[DATASET RECORDS]

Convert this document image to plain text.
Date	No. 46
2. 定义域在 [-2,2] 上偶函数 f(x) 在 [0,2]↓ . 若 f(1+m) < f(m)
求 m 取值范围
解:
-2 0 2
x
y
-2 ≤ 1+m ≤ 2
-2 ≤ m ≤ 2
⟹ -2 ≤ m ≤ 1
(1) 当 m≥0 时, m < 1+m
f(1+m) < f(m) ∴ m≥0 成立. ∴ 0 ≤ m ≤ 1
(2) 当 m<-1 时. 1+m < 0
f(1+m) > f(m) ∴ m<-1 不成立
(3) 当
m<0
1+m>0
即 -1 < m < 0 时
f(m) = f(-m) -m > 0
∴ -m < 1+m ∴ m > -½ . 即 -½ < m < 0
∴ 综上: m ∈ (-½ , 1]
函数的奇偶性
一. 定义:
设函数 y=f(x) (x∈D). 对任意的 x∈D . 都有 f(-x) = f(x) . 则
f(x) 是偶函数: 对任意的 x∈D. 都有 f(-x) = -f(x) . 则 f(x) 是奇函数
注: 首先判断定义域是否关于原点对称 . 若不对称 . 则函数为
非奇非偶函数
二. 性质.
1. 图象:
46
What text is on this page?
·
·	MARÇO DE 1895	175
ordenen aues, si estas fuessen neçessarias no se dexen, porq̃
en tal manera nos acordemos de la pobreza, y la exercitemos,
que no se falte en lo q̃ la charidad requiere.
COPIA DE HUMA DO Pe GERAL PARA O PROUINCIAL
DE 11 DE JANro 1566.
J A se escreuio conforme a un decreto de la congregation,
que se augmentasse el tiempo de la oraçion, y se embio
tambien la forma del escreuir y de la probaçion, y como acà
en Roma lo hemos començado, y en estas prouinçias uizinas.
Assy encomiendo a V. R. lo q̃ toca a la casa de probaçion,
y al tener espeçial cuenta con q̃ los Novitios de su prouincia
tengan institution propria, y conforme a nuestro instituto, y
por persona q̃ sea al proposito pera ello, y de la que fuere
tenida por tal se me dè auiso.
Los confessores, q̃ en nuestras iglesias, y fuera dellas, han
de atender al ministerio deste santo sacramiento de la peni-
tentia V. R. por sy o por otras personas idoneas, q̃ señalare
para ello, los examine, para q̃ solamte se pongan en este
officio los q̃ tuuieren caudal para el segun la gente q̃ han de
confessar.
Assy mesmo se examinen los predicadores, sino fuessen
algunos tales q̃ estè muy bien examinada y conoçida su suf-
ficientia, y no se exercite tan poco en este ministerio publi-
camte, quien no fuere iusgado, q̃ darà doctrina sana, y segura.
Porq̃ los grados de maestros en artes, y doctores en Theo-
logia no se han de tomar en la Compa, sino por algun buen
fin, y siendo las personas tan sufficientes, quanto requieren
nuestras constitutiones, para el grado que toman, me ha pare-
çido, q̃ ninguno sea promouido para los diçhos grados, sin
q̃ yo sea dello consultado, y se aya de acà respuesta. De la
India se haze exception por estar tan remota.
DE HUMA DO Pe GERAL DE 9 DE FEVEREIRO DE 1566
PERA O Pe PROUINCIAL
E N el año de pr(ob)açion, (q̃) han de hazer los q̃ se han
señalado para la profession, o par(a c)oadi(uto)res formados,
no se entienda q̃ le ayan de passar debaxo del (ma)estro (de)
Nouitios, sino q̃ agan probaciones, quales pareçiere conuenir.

[WHAT IS ASKED] Go through the entries above and copy every line containing "text".

[OUTPUT OF THE TASK]
Convert this document image to plain text.
What text is on this page?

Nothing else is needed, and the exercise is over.